Task instructions: Below are some records; return each one exactly.

Input:

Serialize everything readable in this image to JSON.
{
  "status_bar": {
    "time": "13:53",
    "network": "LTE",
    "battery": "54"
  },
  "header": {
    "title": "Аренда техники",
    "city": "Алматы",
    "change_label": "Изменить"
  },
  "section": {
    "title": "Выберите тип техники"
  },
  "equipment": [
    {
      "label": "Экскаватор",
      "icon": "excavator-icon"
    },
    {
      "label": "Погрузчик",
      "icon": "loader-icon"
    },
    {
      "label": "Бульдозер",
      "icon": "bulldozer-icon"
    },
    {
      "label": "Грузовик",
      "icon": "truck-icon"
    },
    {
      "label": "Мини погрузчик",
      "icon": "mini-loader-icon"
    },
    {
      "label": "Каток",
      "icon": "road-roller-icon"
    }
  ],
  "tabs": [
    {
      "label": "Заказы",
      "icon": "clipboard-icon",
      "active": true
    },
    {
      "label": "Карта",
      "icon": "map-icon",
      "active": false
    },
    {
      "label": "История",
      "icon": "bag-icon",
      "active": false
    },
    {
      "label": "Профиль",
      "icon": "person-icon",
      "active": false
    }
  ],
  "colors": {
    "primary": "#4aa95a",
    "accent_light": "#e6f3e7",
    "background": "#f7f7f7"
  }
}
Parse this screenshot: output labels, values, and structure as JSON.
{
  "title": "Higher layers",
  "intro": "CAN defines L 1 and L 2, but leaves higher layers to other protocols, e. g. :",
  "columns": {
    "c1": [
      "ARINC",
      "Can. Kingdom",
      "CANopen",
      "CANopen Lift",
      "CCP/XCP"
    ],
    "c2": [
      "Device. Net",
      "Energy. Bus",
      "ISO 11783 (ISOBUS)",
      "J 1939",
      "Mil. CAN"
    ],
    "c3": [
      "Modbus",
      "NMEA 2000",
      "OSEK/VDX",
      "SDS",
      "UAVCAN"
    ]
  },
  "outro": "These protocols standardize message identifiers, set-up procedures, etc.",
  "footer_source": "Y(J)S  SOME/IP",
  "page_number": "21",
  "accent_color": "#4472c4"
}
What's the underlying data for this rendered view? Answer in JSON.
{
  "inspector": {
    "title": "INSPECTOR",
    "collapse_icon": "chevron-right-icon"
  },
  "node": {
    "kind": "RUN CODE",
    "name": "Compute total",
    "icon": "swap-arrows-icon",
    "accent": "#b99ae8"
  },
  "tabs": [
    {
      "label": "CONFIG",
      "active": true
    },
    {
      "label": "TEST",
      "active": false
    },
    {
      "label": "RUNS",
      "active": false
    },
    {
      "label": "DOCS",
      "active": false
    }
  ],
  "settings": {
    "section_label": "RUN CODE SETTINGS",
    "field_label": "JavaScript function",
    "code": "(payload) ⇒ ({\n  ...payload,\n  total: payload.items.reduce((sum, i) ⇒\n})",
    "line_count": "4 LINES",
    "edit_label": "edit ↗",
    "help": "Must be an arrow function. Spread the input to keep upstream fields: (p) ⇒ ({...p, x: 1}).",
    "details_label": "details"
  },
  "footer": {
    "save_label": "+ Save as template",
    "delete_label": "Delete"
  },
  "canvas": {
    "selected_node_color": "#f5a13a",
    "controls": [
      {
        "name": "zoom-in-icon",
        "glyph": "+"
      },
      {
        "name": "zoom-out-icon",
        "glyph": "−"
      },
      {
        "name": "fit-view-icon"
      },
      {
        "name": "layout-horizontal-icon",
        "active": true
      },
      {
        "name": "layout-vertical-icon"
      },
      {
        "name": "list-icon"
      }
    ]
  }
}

Complete answer:
Serialize everything readable in this image to JSON.
{
  "status_bar": {
    "time": "13:53",
    "network": "LTE",
    "battery": "54"
  },
  "header": {
    "title": "Аренда техники",
    "city": "Алматы",
    "change_label": "Изменить"
  },
  "section": {
    "title": "Выберите тип техники"
  },
  "equipment": [
    {
      "label": "Экскаватор",
      "icon": "excavator-icon"
    },
    {
      "label": "Погрузчик",
      "icon": "loader-icon"
    },
    {
      "label": "Бульдозер",
      "icon": "bulldozer-icon"
    },
    {
      "label": "Грузовик",
      "icon": "truck-icon"
    },
    {
      "label": "Мини погрузчик",
      "icon": "mini-loader-icon"
    },
    {
      "label": "Каток",
      "icon": "road-roller-icon"
    }
  ],
  "tabs": [
    {
      "label": "Заказы",
      "icon": "clipboard-icon",
      "active": true
    },
    {
      "label": "Карта",
      "icon": "map-icon",
      "active": false
    },
    {
      "label": "История",
      "icon": "bag-icon",
      "active": false
    },
    {
      "label": "Профиль",
      "icon": "person-icon",
      "active": false
    }
  ],
  "colors": {
    "primary": "#4aa95a",
    "accent_light": "#e6f3e7",
    "background": "#f7f7f7"
  }
}
Parse this screenshot: output labels, values, and structure as JSON.
{
  "title": "Higher layers",
  "intro": "CAN defines L 1 and L 2, but leaves higher layers to other protocols, e. g. :",
  "columns": {
    "c1": [
      "ARINC",
      "Can. Kingdom",
      "CANopen",
      "CANopen Lift",
      "CCP/XCP"
    ],
    "c2": [
      "Device. Net",
      "Energy. Bus",
      "ISO 11783 (ISOBUS)",
      "J 1939",
      "Mil. CAN"
    ],
    "c3": [
      "Modbus",
      "NMEA 2000",
      "OSEK/VDX",
      "SDS",
      "UAVCAN"
    ]
  },
  "outro": "These protocols standardize message identifiers, set-up procedures, etc.",
  "footer_source": "Y(J)S  SOME/IP",
  "page_number": "21",
  "accent_color": "#4472c4"
}
What's the underlying data for this rendered view? Answer in JSON.
{
  "inspector": {
    "title": "INSPECTOR",
    "collapse_icon": "chevron-right-icon"
  },
  "node": {
    "kind": "RUN CODE",
    "name": "Compute total",
    "icon": "swap-arrows-icon",
    "accent": "#b99ae8"
  },
  "tabs": [
    {
      "label": "CONFIG",
      "active": true
    },
    {
      "label": "TEST",
      "active": false
    },
    {
      "label": "RUNS",
      "active": false
    },
    {
      "label": "DOCS",
      "active": false
    }
  ],
  "settings": {
    "section_label": "RUN CODE SETTINGS",
    "field_label": "JavaScript function",
    "code": "(payload) ⇒ ({\n  ...payload,\n  total: payload.items.reduce((sum, i) ⇒\n})",
    "line_count": "4 LINES",
    "edit_label": "edit ↗",
    "help": "Must be an arrow function. Spread the input to keep upstream fields: (p) ⇒ ({...p, x: 1}).",
    "details_label": "details"
  },
  "footer": {
    "save_label": "+ Save as template",
    "delete_label": "Delete"
  },
  "canvas": {
    "selected_node_color": "#f5a13a",
    "controls": [
      {
        "name": "zoom-in-icon",
        "glyph": "+"
      },
      {
        "name": "zoom-out-icon",
        "glyph": "−"
      },
      {
        "name": "fit-view-icon"
      },
      {
        "name": "layout-horizontal-icon",
        "active": true
      },
      {
        "name": "layout-vertical-icon"
      },
      {
        "name": "list-icon"
      }
    ]
  }
}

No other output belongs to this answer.